Given request: Check each line of the listing for the string "dome", count the lines that have it, and answer with that number only.

─── Dataset records ───

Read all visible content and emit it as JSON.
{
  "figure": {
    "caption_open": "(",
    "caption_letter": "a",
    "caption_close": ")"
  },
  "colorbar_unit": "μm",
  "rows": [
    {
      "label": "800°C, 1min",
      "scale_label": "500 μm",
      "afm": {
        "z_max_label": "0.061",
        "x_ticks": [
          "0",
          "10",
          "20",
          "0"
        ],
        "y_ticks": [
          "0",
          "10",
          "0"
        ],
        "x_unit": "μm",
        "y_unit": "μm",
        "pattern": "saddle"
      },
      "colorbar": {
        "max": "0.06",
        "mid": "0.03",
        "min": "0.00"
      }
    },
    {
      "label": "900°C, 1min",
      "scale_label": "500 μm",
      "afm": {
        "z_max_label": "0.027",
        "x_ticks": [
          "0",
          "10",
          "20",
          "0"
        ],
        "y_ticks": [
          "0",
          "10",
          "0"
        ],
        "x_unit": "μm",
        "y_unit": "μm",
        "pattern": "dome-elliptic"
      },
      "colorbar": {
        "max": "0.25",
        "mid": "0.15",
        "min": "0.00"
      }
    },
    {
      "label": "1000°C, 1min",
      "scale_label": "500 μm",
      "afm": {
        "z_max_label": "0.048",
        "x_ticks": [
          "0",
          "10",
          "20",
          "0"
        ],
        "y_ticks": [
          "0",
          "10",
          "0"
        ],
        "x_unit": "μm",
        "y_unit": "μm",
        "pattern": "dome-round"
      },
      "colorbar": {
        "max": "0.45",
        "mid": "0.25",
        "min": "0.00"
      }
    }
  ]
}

───

Solution to this exercise: 2